WORK TO BE COMPLETED: Filter this material down to the lines that hold "LIVELIHOOD", copying each one.

SUPPLIED DATA:

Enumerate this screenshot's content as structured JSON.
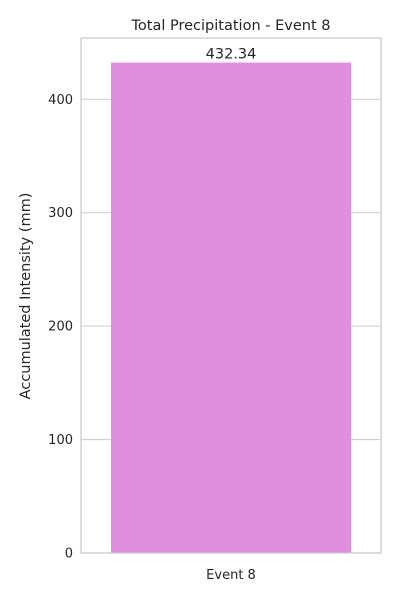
{
  "chart_data": {
    "type": "bar",
    "title": "Total Precipitation - Event 8",
    "xlabel": "",
    "ylabel": "Accumulated Intensity (mm)",
    "categories": [
      "Event 8"
    ],
    "values": [
      432.34
    ],
    "value_labels": [
      "432.34"
    ],
    "yticks": [
      0,
      100,
      200,
      300,
      400
    ],
    "ylim": [
      0,
      454
    ],
    "grid": true,
    "legend": "none",
    "bar_color": "#e08ee0"
  }
}
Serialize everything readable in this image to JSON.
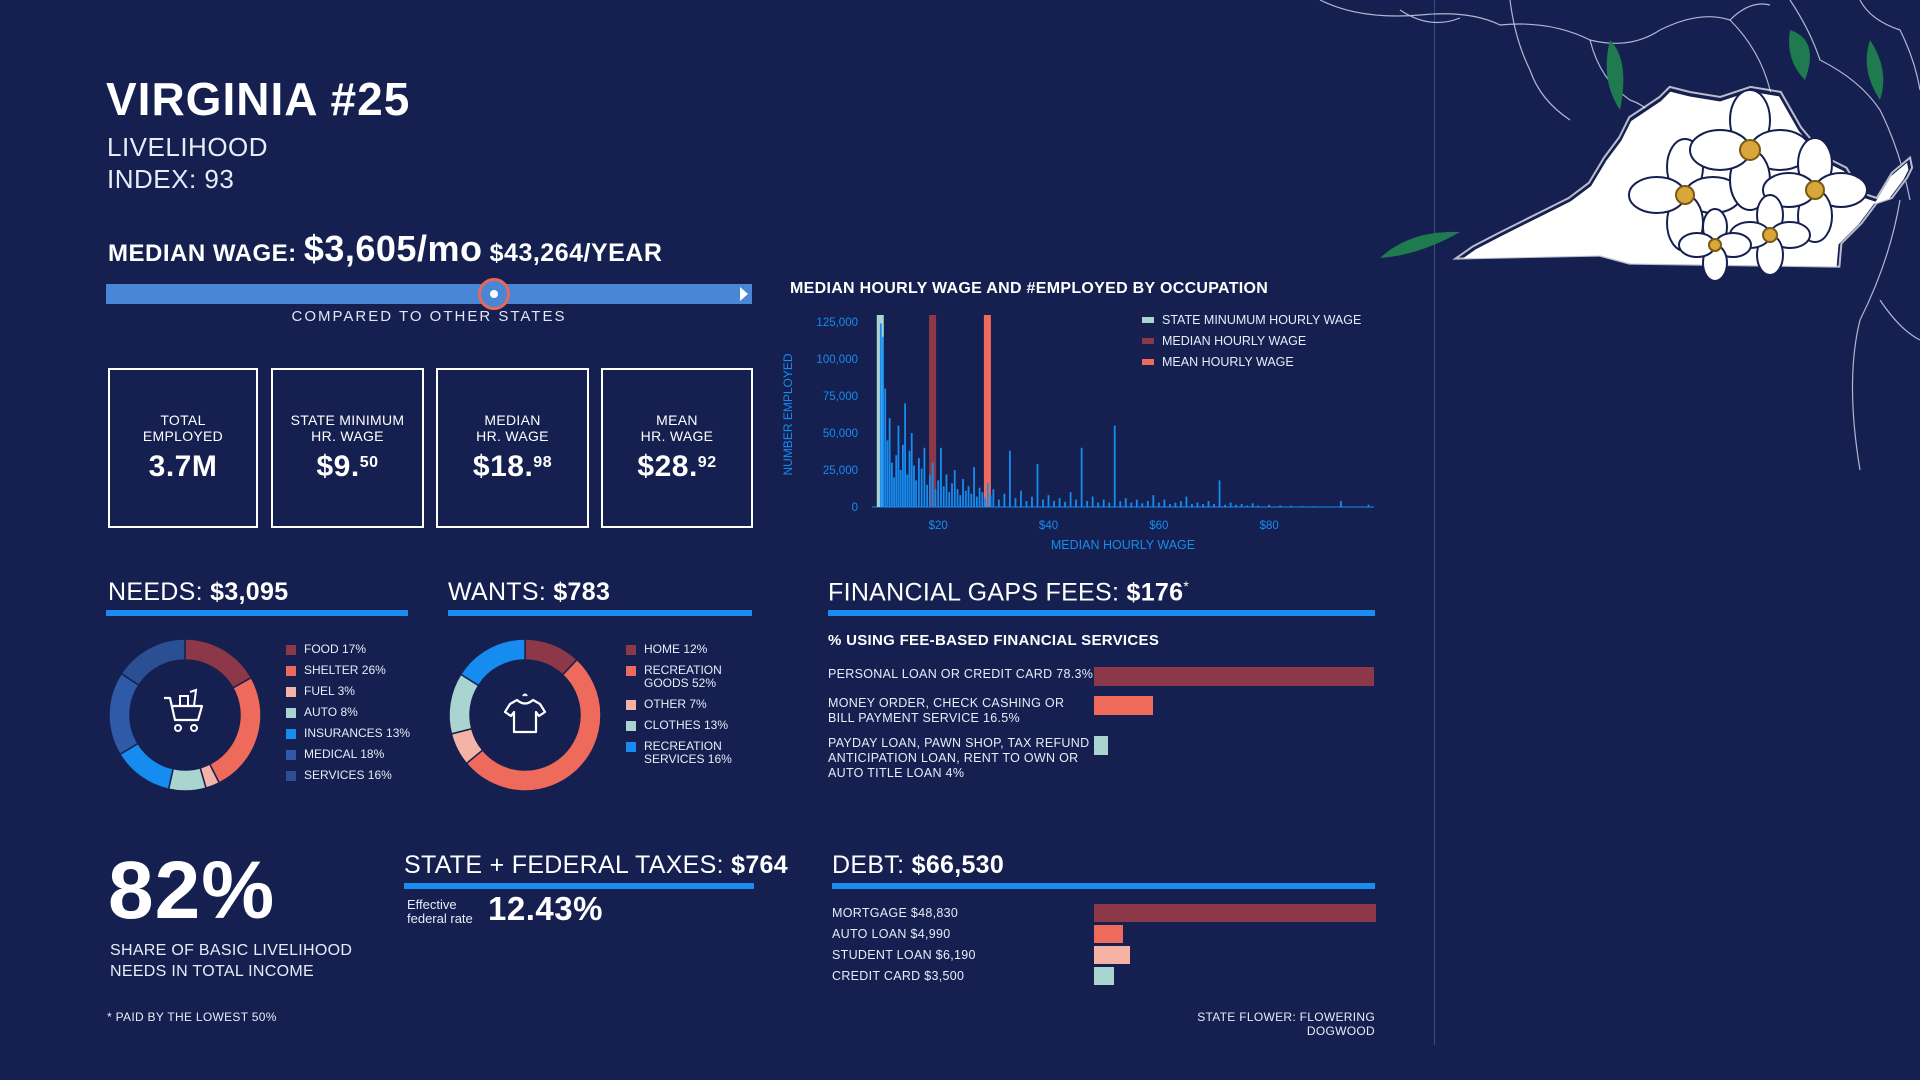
{
  "header": {
    "title": "VIRGINIA #25",
    "subtitle_line1": "LIVELIHOOD",
    "subtitle_line2": "INDEX: 93"
  },
  "median_wage": {
    "label": "MEDIAN WAGE:",
    "monthly": "$3,605/mo",
    "yearly": "$43,264/YEAR",
    "compare_label": "COMPARED TO OTHER STATES",
    "compare_position": 0.6
  },
  "kpis": [
    {
      "label1": "TOTAL",
      "label2": "EMPLOYED",
      "value": "3.7M",
      "sup": ""
    },
    {
      "label1": "STATE MINIMUM",
      "label2": "HR. WAGE",
      "value": "$9.",
      "sup": "50"
    },
    {
      "label1": "MEDIAN",
      "label2": "HR. WAGE",
      "value": "$18.",
      "sup": "98"
    },
    {
      "label1": "MEAN",
      "label2": "HR. WAGE",
      "value": "$28.",
      "sup": "92"
    }
  ],
  "needs": {
    "label": "NEEDS:",
    "value": "$3,095"
  },
  "wants": {
    "label": "WANTS:",
    "value": "$783"
  },
  "fees": {
    "label": "FINANCIAL GAPS FEES:",
    "value": "$176",
    "mark": "*",
    "subhead": "% USING FEE-BASED FINANCIAL SERVICES"
  },
  "taxes": {
    "label": "STATE + FEDERAL TAXES:",
    "value": "$764",
    "rate_label1": "Effective",
    "rate_label2": "federal rate",
    "rate": "12.43%"
  },
  "debt": {
    "label": "DEBT:",
    "value": "$66,530"
  },
  "share": {
    "value": "82%",
    "line1": "SHARE OF BASIC LIVELIHOOD",
    "line2": "NEEDS IN TOTAL INCOME"
  },
  "footnote": "* PAID BY THE LOWEST 50%",
  "state_flower": "STATE FLOWER: FLOWERING DOGWOOD",
  "colors": {
    "background": "#152050",
    "accent_blue": "#1a8cf0",
    "bar_blue": "#4a86d6",
    "maroon": "#8c3848",
    "coral": "#ee6a5a",
    "peach": "#f4b3a5",
    "mint": "#a9d4cf",
    "bright_blue": "#168cf0",
    "steel_blue": "#2e5aa8",
    "navy_blue": "#2a4f93"
  },
  "chart_data": [
    {
      "type": "bar",
      "title": "MEDIAN HOURLY WAGE AND #EMPLOYED BY OCCUPATION",
      "xlabel": "MEDIAN HOURLY WAGE",
      "ylabel": "NUMBER EMPLOYED",
      "xlim": [
        8,
        99
      ],
      "ylim": [
        0,
        125000
      ],
      "x_ticks": [
        "$20",
        "$40",
        "$60",
        "$80"
      ],
      "x_tick_values": [
        20,
        40,
        60,
        80
      ],
      "y_ticks": [
        "125,000",
        "100,000",
        "75,000",
        "50,000",
        "25,000",
        "0"
      ],
      "y_tick_values": [
        125000,
        100000,
        75000,
        50000,
        25000,
        0
      ],
      "legend": [
        {
          "name": "STATE MINUMUM HOURLY WAGE",
          "color": "#a9d4cf",
          "x": 9.5
        },
        {
          "name": "MEDIAN HOURLY WAGE",
          "color": "#8c3848",
          "x": 18.98
        },
        {
          "name": "MEAN HOURLY WAGE",
          "color": "#ee6a5a",
          "x": 28.92
        }
      ],
      "series": [
        {
          "name": "NUMBER EMPLOYED",
          "color": "#168cf0",
          "points": [
            [
              9.6,
              124000
            ],
            [
              10.0,
              115000
            ],
            [
              10.4,
              80000
            ],
            [
              10.8,
              45000
            ],
            [
              11.2,
              60000
            ],
            [
              11.6,
              30000
            ],
            [
              12.0,
              20000
            ],
            [
              12.4,
              35000
            ],
            [
              12.8,
              55000
            ],
            [
              13.2,
              25000
            ],
            [
              13.6,
              42000
            ],
            [
              14.0,
              70000
            ],
            [
              14.4,
              22000
            ],
            [
              14.8,
              38000
            ],
            [
              15.2,
              50000
            ],
            [
              15.6,
              28000
            ],
            [
              16.0,
              18000
            ],
            [
              16.5,
              33000
            ],
            [
              17.0,
              26000
            ],
            [
              17.5,
              40000
            ],
            [
              18.0,
              15000
            ],
            [
              18.5,
              22000
            ],
            [
              19.0,
              30000
            ],
            [
              19.5,
              12000
            ],
            [
              20.0,
              18000
            ],
            [
              20.5,
              40000
            ],
            [
              21.0,
              14000
            ],
            [
              21.5,
              22000
            ],
            [
              22.0,
              10000
            ],
            [
              22.5,
              16000
            ],
            [
              23.0,
              25000
            ],
            [
              23.5,
              12000
            ],
            [
              24.0,
              8000
            ],
            [
              24.5,
              19000
            ],
            [
              25.0,
              11000
            ],
            [
              25.5,
              14000
            ],
            [
              26.0,
              9000
            ],
            [
              26.5,
              27000
            ],
            [
              27.0,
              7000
            ],
            [
              27.5,
              13000
            ],
            [
              28.0,
              10000
            ],
            [
              28.5,
              6000
            ],
            [
              29.0,
              16000
            ],
            [
              29.5,
              8000
            ],
            [
              30.0,
              12000
            ],
            [
              31.0,
              5000
            ],
            [
              32.0,
              9000
            ],
            [
              33.0,
              38000
            ],
            [
              34.0,
              6000
            ],
            [
              35.0,
              11000
            ],
            [
              36.0,
              4000
            ],
            [
              37.0,
              7000
            ],
            [
              38.0,
              29000
            ],
            [
              39.0,
              5000
            ],
            [
              40.0,
              8000
            ],
            [
              41.0,
              4000
            ],
            [
              42.0,
              6000
            ],
            [
              43.0,
              3500
            ],
            [
              44.0,
              10000
            ],
            [
              45.0,
              5000
            ],
            [
              46.0,
              40000
            ],
            [
              47.0,
              4000
            ],
            [
              48.0,
              7000
            ],
            [
              49.0,
              3000
            ],
            [
              50.0,
              5000
            ],
            [
              51.0,
              3000
            ],
            [
              52.0,
              55000
            ],
            [
              53.0,
              4000
            ],
            [
              54.0,
              6000
            ],
            [
              55.0,
              3000
            ],
            [
              56.0,
              5000
            ],
            [
              57.0,
              2500
            ],
            [
              58.0,
              4000
            ],
            [
              59.0,
              8000
            ],
            [
              60.0,
              3000
            ],
            [
              61.0,
              5000
            ],
            [
              62.0,
              2000
            ],
            [
              63.0,
              3000
            ],
            [
              64.0,
              4000
            ],
            [
              65.0,
              7000
            ],
            [
              66.0,
              2000
            ],
            [
              67.0,
              3000
            ],
            [
              68.0,
              2000
            ],
            [
              69.0,
              4000
            ],
            [
              70.0,
              2000
            ],
            [
              71.0,
              18000
            ],
            [
              72.0,
              1500
            ],
            [
              73.0,
              3000
            ],
            [
              74.0,
              1500
            ],
            [
              75.0,
              2000
            ],
            [
              76.0,
              1000
            ],
            [
              77.0,
              2500
            ],
            [
              78.0,
              1000
            ],
            [
              80.0,
              1500
            ],
            [
              82.0,
              1000
            ],
            [
              84.0,
              800
            ],
            [
              86.0,
              600
            ],
            [
              88.0,
              500
            ],
            [
              90.0,
              400
            ],
            [
              93.0,
              4000
            ],
            [
              96.0,
              300
            ],
            [
              98.0,
              1500
            ]
          ]
        }
      ]
    },
    {
      "type": "pie",
      "title": "NEEDS: $3,095",
      "labels": [
        "FOOD 17%",
        "SHELTER 26%",
        "FUEL 3%",
        "AUTO 8%",
        "INSURANCES 13%",
        "MEDICAL 18%",
        "SERVICES 16%"
      ],
      "values": [
        17,
        26,
        3,
        8,
        13,
        18,
        16
      ],
      "colors": [
        "#8c3848",
        "#ee6a5a",
        "#f4b3a5",
        "#a9d4cf",
        "#168cf0",
        "#2e5aa8",
        "#2a4f93"
      ]
    },
    {
      "type": "pie",
      "title": "WANTS: $783",
      "labels": [
        "HOME 12%",
        "RECREATION GOODS 52%",
        "OTHER 7%",
        "CLOTHES 13%",
        "RECREATION SERVICES 16%"
      ],
      "legend_lines": [
        [
          "HOME 12%"
        ],
        [
          "RECREATION",
          "GOODS 52%"
        ],
        [
          "OTHER 7%"
        ],
        [
          "CLOTHES 13%"
        ],
        [
          "RECREATION",
          "SERVICES 16%"
        ]
      ],
      "values": [
        12,
        52,
        7,
        13,
        16
      ],
      "colors": [
        "#8c3848",
        "#ee6a5a",
        "#f4b3a5",
        "#a9d4cf",
        "#168cf0"
      ]
    },
    {
      "type": "bar",
      "title": "% USING FEE-BASED FINANCIAL SERVICES",
      "orientation": "horizontal",
      "categories": [
        "PERSONAL LOAN OR CREDIT CARD 78.3%",
        "MONEY ORDER, CHECK CASHING OR BILL PAYMENT SERVICE 16.5%",
        "PAYDAY LOAN, PAWN SHOP, TAX REFUND ANTICIPATION LOAN, RENT TO OWN OR AUTO TITLE LOAN 4%"
      ],
      "category_lines": [
        [
          "PERSONAL LOAN OR CREDIT CARD 78.3%"
        ],
        [
          "MONEY ORDER, CHECK CASHING OR",
          "BILL PAYMENT SERVICE 16.5%"
        ],
        [
          "PAYDAY LOAN, PAWN SHOP, TAX REFUND",
          "ANTICIPATION LOAN, RENT TO OWN OR",
          "AUTO TITLE LOAN 4%"
        ]
      ],
      "values": [
        78.3,
        16.5,
        4
      ],
      "colors": [
        "#8c3848",
        "#ee6a5a",
        "#a9d4cf"
      ]
    },
    {
      "type": "bar",
      "title": "DEBT: $66,530",
      "orientation": "horizontal",
      "categories": [
        "MORTGAGE $48,830",
        "AUTO LOAN $4,990",
        "STUDENT LOAN $6,190",
        "CREDIT CARD $3,500"
      ],
      "values": [
        48830,
        4990,
        6190,
        3500
      ],
      "colors": [
        "#8c3848",
        "#ee6a5a",
        "#f4b3a5",
        "#a9d4cf"
      ]
    }
  ]
}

SOLVED PROBLEM:
    "subtitle_line1": "LIVELIHOOD",
    "line1": "SHARE OF BASIC LIVELIHOOD",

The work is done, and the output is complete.